Aim: Sift the listing for lines that hold the string "name" and pull them out.

'''

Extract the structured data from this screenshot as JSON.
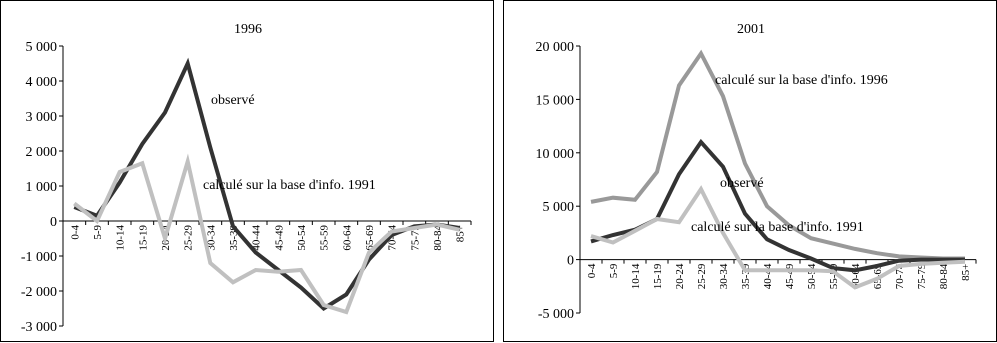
{
  "chart_data": [
    {
      "type": "line",
      "title": "1996",
      "categories": [
        "0-4",
        "5-9",
        "10-14",
        "15-19",
        "20-24",
        "25-29",
        "30-34",
        "35-39",
        "40-44",
        "45-49",
        "50-54",
        "55-59",
        "60-64",
        "65-69",
        "70-74",
        "75-79",
        "80-84",
        "85+"
      ],
      "ylim": [
        -3000,
        5000
      ],
      "yticks": [
        5000,
        4000,
        3000,
        2000,
        1000,
        0,
        -1000,
        -2000,
        -3000
      ],
      "ytick_labels": [
        "5 000",
        "4 000",
        "3 000",
        "2 000",
        "1 000",
        "0",
        "-1 000",
        "-2 000",
        "-3 000"
      ],
      "series": [
        {
          "name": "observé",
          "color": "#333333",
          "values": [
            400,
            150,
            1100,
            2200,
            3100,
            4500,
            2100,
            -150,
            -900,
            -1400,
            -1900,
            -2500,
            -2100,
            -1100,
            -400,
            -150,
            -100,
            -200
          ]
        },
        {
          "name": "calculé sur la base d'info. 1991",
          "color": "#c0c0c0",
          "values": [
            500,
            0,
            1400,
            1650,
            -500,
            1700,
            -1200,
            -1750,
            -1400,
            -1450,
            -1400,
            -2400,
            -2600,
            -900,
            -300,
            -200,
            -100,
            -250
          ]
        }
      ],
      "grid": false
    },
    {
      "type": "line",
      "title": "2001",
      "categories": [
        "0-4",
        "5-9",
        "10-14",
        "15-19",
        "20-24",
        "25-29",
        "30-34",
        "35-39",
        "40-44",
        "45-49",
        "50-54",
        "55-59",
        "60-64",
        "65-69",
        "70-74",
        "75-79",
        "80-84",
        "85+"
      ],
      "ylim": [
        -5000,
        20000
      ],
      "yticks": [
        20000,
        15000,
        10000,
        5000,
        0,
        -5000
      ],
      "ytick_labels": [
        "20 000",
        "15 000",
        "10 000",
        "5 000",
        "0",
        "-5 000"
      ],
      "series": [
        {
          "name": "calculé sur la base d'info. 1996",
          "color": "#999999",
          "values": [
            5400,
            5800,
            5600,
            8200,
            16300,
            19300,
            15300,
            9000,
            5000,
            3200,
            2000,
            1500,
            1000,
            600,
            300,
            200,
            100,
            100
          ]
        },
        {
          "name": "observé",
          "color": "#333333",
          "values": [
            1700,
            2300,
            2800,
            3800,
            8000,
            11000,
            8700,
            4300,
            1900,
            900,
            100,
            -800,
            -1000,
            -600,
            -100,
            0,
            0,
            0
          ]
        },
        {
          "name": "calculé sur la base d'info. 1991",
          "color": "#c0c0c0",
          "values": [
            2200,
            1600,
            2700,
            3800,
            3500,
            6600,
            2500,
            -1000,
            -1000,
            -1000,
            -1000,
            -1100,
            -2600,
            -1800,
            -600,
            -400,
            -300,
            -200
          ]
        }
      ],
      "grid": false
    }
  ]
}
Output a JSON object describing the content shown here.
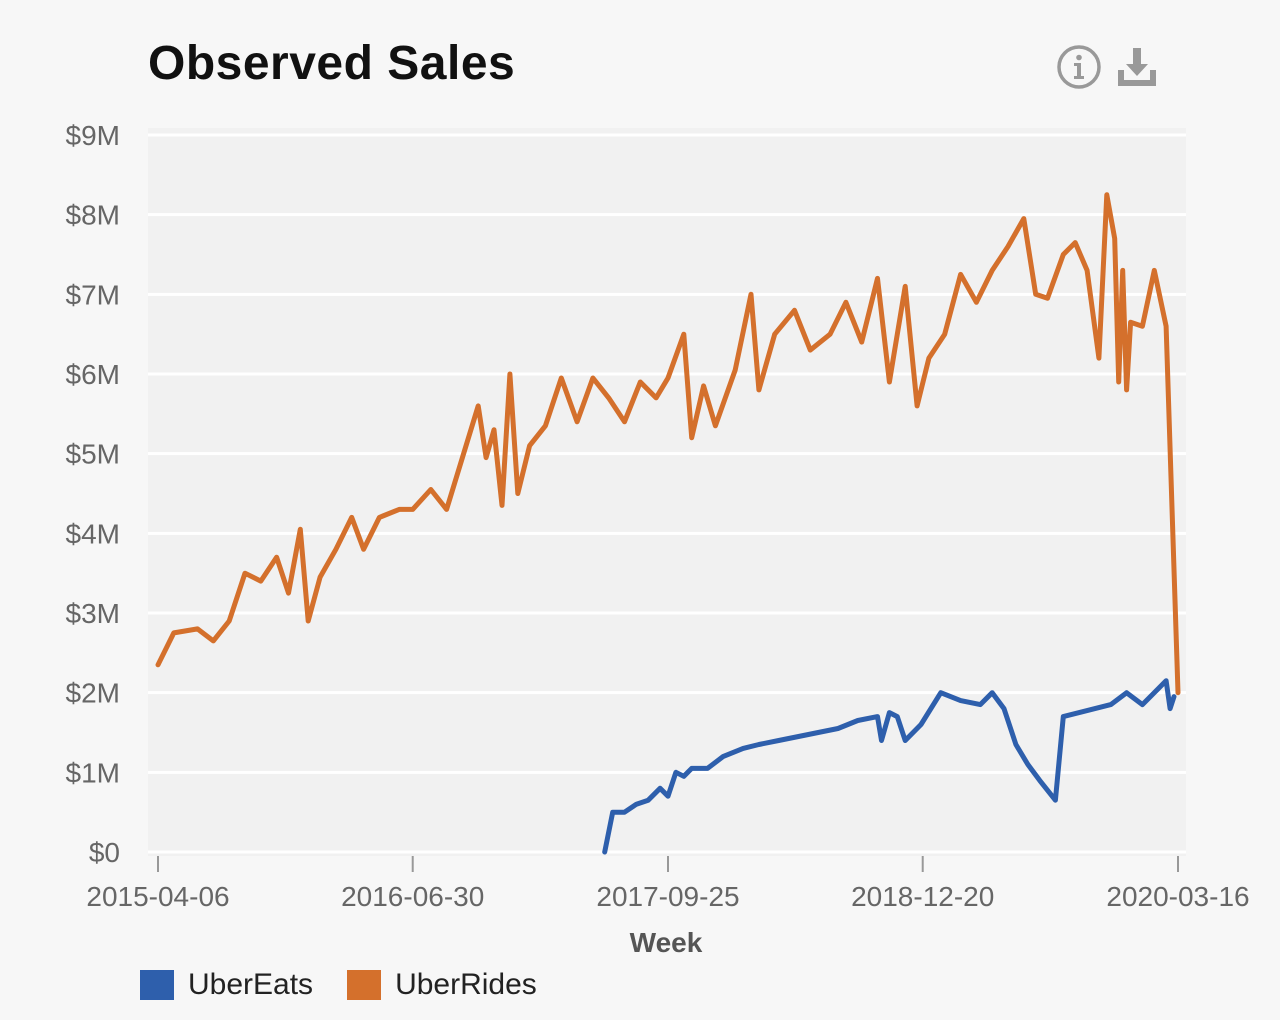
{
  "title": "Observed Sales",
  "icons": {
    "info": "info-icon",
    "download": "download-icon"
  },
  "chart_data": {
    "type": "line",
    "title": "Observed Sales",
    "xlabel": "Week",
    "ylabel": "",
    "x_range": [
      "2015-04-06",
      "2020-03-16"
    ],
    "xticks": [
      "2015-04-06",
      "2016-06-30",
      "2017-09-25",
      "2018-12-20",
      "2020-03-16"
    ],
    "ylim": [
      0,
      9000000
    ],
    "yticks": [
      0,
      1000000,
      2000000,
      3000000,
      4000000,
      5000000,
      6000000,
      7000000,
      8000000,
      9000000
    ],
    "ytick_labels": [
      "$0",
      "$1M",
      "$2M",
      "$3M",
      "$4M",
      "$5M",
      "$6M",
      "$7M",
      "$8M",
      "$9M"
    ],
    "grid": true,
    "legend_position": "bottom-left",
    "series": [
      {
        "name": "UberEats",
        "color": "#2e5fac",
        "points": [
          [
            "2017-06-05",
            0.0
          ],
          [
            "2017-06-19",
            0.5
          ],
          [
            "2017-07-10",
            0.5
          ],
          [
            "2017-07-31",
            0.6
          ],
          [
            "2017-08-21",
            0.65
          ],
          [
            "2017-09-11",
            0.8
          ],
          [
            "2017-09-25",
            0.7
          ],
          [
            "2017-10-09",
            1.0
          ],
          [
            "2017-10-23",
            0.95
          ],
          [
            "2017-11-06",
            1.05
          ],
          [
            "2017-12-04",
            1.05
          ],
          [
            "2018-01-01",
            1.2
          ],
          [
            "2018-02-05",
            1.3
          ],
          [
            "2018-03-05",
            1.35
          ],
          [
            "2018-04-09",
            1.4
          ],
          [
            "2018-05-14",
            1.45
          ],
          [
            "2018-06-18",
            1.5
          ],
          [
            "2018-07-23",
            1.55
          ],
          [
            "2018-08-27",
            1.65
          ],
          [
            "2018-10-01",
            1.7
          ],
          [
            "2018-10-08",
            1.4
          ],
          [
            "2018-10-22",
            1.75
          ],
          [
            "2018-11-05",
            1.7
          ],
          [
            "2018-11-19",
            1.4
          ],
          [
            "2018-12-17",
            1.6
          ],
          [
            "2019-01-21",
            2.0
          ],
          [
            "2019-02-25",
            1.9
          ],
          [
            "2019-04-01",
            1.85
          ],
          [
            "2019-04-22",
            2.0
          ],
          [
            "2019-05-13",
            1.8
          ],
          [
            "2019-06-03",
            1.35
          ],
          [
            "2019-06-24",
            1.1
          ],
          [
            "2019-07-15",
            0.9
          ],
          [
            "2019-08-12",
            0.65
          ],
          [
            "2019-08-26",
            1.7
          ],
          [
            "2019-09-23",
            1.75
          ],
          [
            "2019-10-21",
            1.8
          ],
          [
            "2019-11-18",
            1.85
          ],
          [
            "2019-12-16",
            2.0
          ],
          [
            "2020-01-13",
            1.85
          ],
          [
            "2020-02-10",
            2.05
          ],
          [
            "2020-02-24",
            2.15
          ],
          [
            "2020-03-02",
            1.8
          ],
          [
            "2020-03-09",
            1.95
          ]
        ]
      },
      {
        "name": "UberRides",
        "color": "#d4702c",
        "points": [
          [
            "2015-04-06",
            2.35
          ],
          [
            "2015-05-04",
            2.75
          ],
          [
            "2015-06-15",
            2.8
          ],
          [
            "2015-07-13",
            2.65
          ],
          [
            "2015-08-10",
            2.9
          ],
          [
            "2015-09-07",
            3.5
          ],
          [
            "2015-10-05",
            3.4
          ],
          [
            "2015-11-02",
            3.7
          ],
          [
            "2015-11-23",
            3.25
          ],
          [
            "2015-12-14",
            4.05
          ],
          [
            "2015-12-28",
            2.9
          ],
          [
            "2016-01-18",
            3.45
          ],
          [
            "2016-02-15",
            3.8
          ],
          [
            "2016-03-14",
            4.2
          ],
          [
            "2016-04-04",
            3.8
          ],
          [
            "2016-05-02",
            4.2
          ],
          [
            "2016-06-06",
            4.3
          ],
          [
            "2016-06-30",
            4.3
          ],
          [
            "2016-08-01",
            4.55
          ],
          [
            "2016-08-29",
            4.3
          ],
          [
            "2016-09-26",
            4.95
          ],
          [
            "2016-10-24",
            5.6
          ],
          [
            "2016-11-07",
            4.95
          ],
          [
            "2016-11-21",
            5.3
          ],
          [
            "2016-12-05",
            4.35
          ],
          [
            "2016-12-19",
            6.0
          ],
          [
            "2017-01-02",
            4.5
          ],
          [
            "2017-01-23",
            5.1
          ],
          [
            "2017-02-20",
            5.35
          ],
          [
            "2017-03-20",
            5.95
          ],
          [
            "2017-04-17",
            5.4
          ],
          [
            "2017-05-15",
            5.95
          ],
          [
            "2017-06-12",
            5.7
          ],
          [
            "2017-07-10",
            5.4
          ],
          [
            "2017-08-07",
            5.9
          ],
          [
            "2017-09-04",
            5.7
          ],
          [
            "2017-09-25",
            5.95
          ],
          [
            "2017-10-23",
            6.5
          ],
          [
            "2017-11-06",
            5.2
          ],
          [
            "2017-11-27",
            5.85
          ],
          [
            "2017-12-18",
            5.35
          ],
          [
            "2018-01-22",
            6.05
          ],
          [
            "2018-02-19",
            7.0
          ],
          [
            "2018-03-05",
            5.8
          ],
          [
            "2018-04-02",
            6.5
          ],
          [
            "2018-05-07",
            6.8
          ],
          [
            "2018-06-04",
            6.3
          ],
          [
            "2018-07-09",
            6.5
          ],
          [
            "2018-08-06",
            6.9
          ],
          [
            "2018-09-03",
            6.4
          ],
          [
            "2018-10-01",
            7.2
          ],
          [
            "2018-10-22",
            5.9
          ],
          [
            "2018-11-19",
            7.1
          ],
          [
            "2018-12-10",
            5.6
          ],
          [
            "2018-12-31",
            6.2
          ],
          [
            "2019-01-28",
            6.5
          ],
          [
            "2019-02-25",
            7.25
          ],
          [
            "2019-03-25",
            6.9
          ],
          [
            "2019-04-22",
            7.3
          ],
          [
            "2019-05-20",
            7.6
          ],
          [
            "2019-06-17",
            7.95
          ],
          [
            "2019-07-08",
            7.0
          ],
          [
            "2019-07-29",
            6.95
          ],
          [
            "2019-08-26",
            7.5
          ],
          [
            "2019-09-16",
            7.65
          ],
          [
            "2019-10-07",
            7.3
          ],
          [
            "2019-10-28",
            6.2
          ],
          [
            "2019-11-11",
            8.25
          ],
          [
            "2019-11-25",
            7.7
          ],
          [
            "2019-12-02",
            5.9
          ],
          [
            "2019-12-09",
            7.3
          ],
          [
            "2019-12-16",
            5.8
          ],
          [
            "2019-12-23",
            6.65
          ],
          [
            "2020-01-13",
            6.6
          ],
          [
            "2020-02-03",
            7.3
          ],
          [
            "2020-02-24",
            6.6
          ],
          [
            "2020-03-16",
            2.0
          ]
        ]
      }
    ]
  }
}
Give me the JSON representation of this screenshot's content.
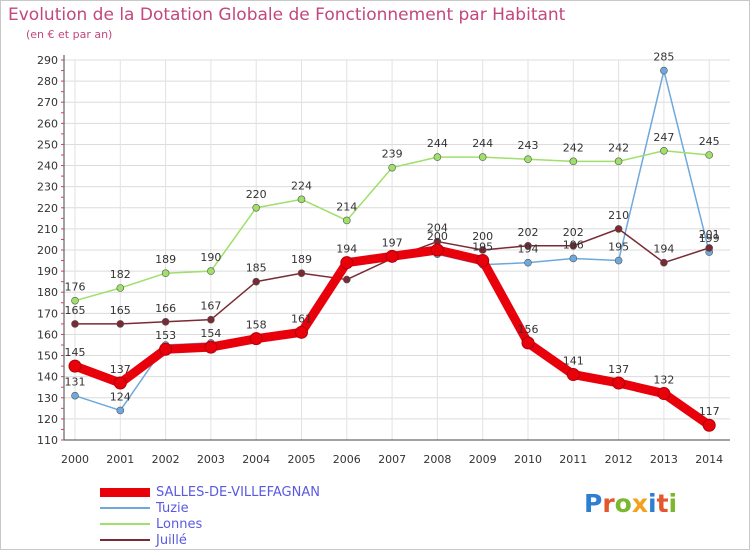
{
  "title": "Evolution de la Dotation Globale de Fonctionnement par Habitant",
  "subtitle": "(en € et par an)",
  "logo": {
    "text": "Proxiti",
    "colors": [
      "#2d7fd1",
      "#e4572e",
      "#7cb82f",
      "#f2a21d",
      "#2d7fd1",
      "#e4572e",
      "#7cb82f"
    ]
  },
  "chart_data": {
    "type": "line",
    "x": [
      2000,
      2001,
      2002,
      2003,
      2004,
      2005,
      2006,
      2007,
      2008,
      2009,
      2010,
      2011,
      2012,
      2013,
      2014
    ],
    "yticks": [
      110,
      120,
      130,
      140,
      150,
      160,
      170,
      180,
      190,
      200,
      210,
      220,
      230,
      240,
      250,
      260,
      270,
      280,
      290
    ],
    "ylim": [
      110,
      290
    ],
    "grid": true,
    "legend_position": "bottom-left",
    "series": [
      {
        "name": "SALLES-DE-VILLEFAGNAN",
        "color": "#e8000b",
        "values": [
          145,
          137,
          153,
          154,
          158,
          161,
          194,
          197,
          200,
          195,
          156,
          141,
          137,
          132,
          117
        ],
        "labels": [
          "145",
          "137",
          "153",
          "154",
          "158",
          "161",
          "194",
          "197",
          "200",
          "195",
          "156",
          "141",
          "137",
          "132",
          "117"
        ]
      },
      {
        "name": "Tuzie",
        "color": "#6fa8dc",
        "values": [
          131,
          124,
          155,
          156,
          157,
          160,
          193,
          198,
          198,
          193,
          194,
          196,
          195,
          285,
          199
        ],
        "labels": [
          "131",
          "124",
          "",
          "",
          "",
          "",
          "",
          "",
          "",
          "",
          "194",
          "196",
          "195",
          "285",
          "199"
        ]
      },
      {
        "name": "Lonnes",
        "color": "#9ee069",
        "values": [
          176,
          182,
          189,
          190,
          220,
          224,
          214,
          239,
          244,
          244,
          243,
          242,
          242,
          247,
          245
        ],
        "labels": [
          "176",
          "182",
          "189",
          "190",
          "220",
          "224",
          "214",
          "239",
          "244",
          "244",
          "243",
          "242",
          "242",
          "247",
          "245"
        ]
      },
      {
        "name": "Juillé",
        "color": "#7a2a33",
        "values": [
          165,
          165,
          166,
          167,
          185,
          189,
          186,
          196,
          204,
          200,
          202,
          202,
          210,
          194,
          201
        ],
        "labels": [
          "165",
          "165",
          "166",
          "167",
          "185",
          "189",
          "",
          "",
          "204",
          "200",
          "202",
          "202",
          "210",
          "194",
          "201"
        ]
      }
    ]
  }
}
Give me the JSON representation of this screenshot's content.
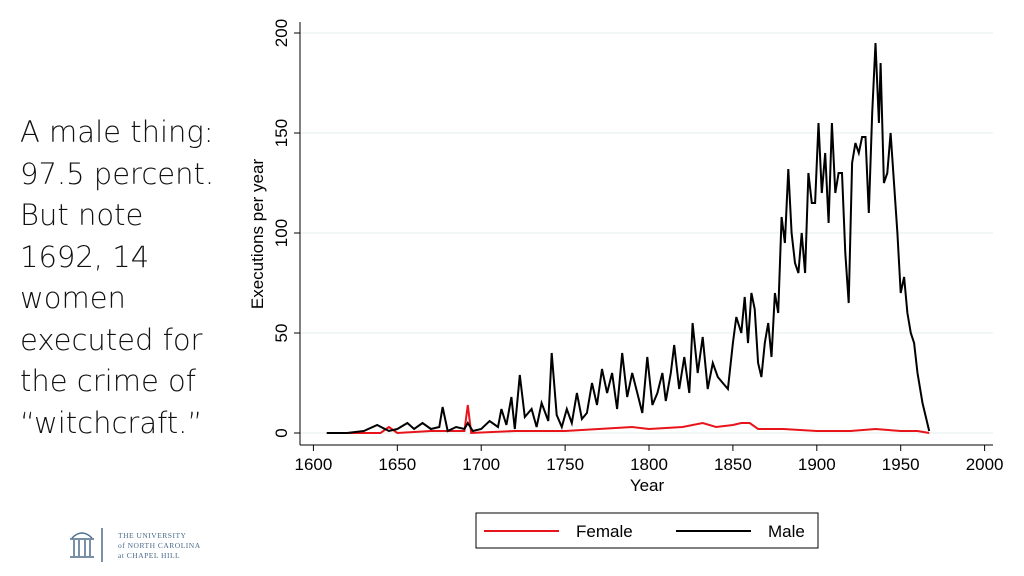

'''

Output for this exercise:
          "name": "observé",
          "name": "calculé sur la base d'info. 1991",
          "name": "calculé sur la base d'info. 1996",
          "name": "observé",
          "name": "calculé sur la base d'info. 1991",
        "name": "UberEats",
        "name": "UberRides",
        "name": "SALLES-DE-VILLEFAGNAN",
        "name": "Tuzie",
        "name": "Lonnes",
        "name": "Juillé",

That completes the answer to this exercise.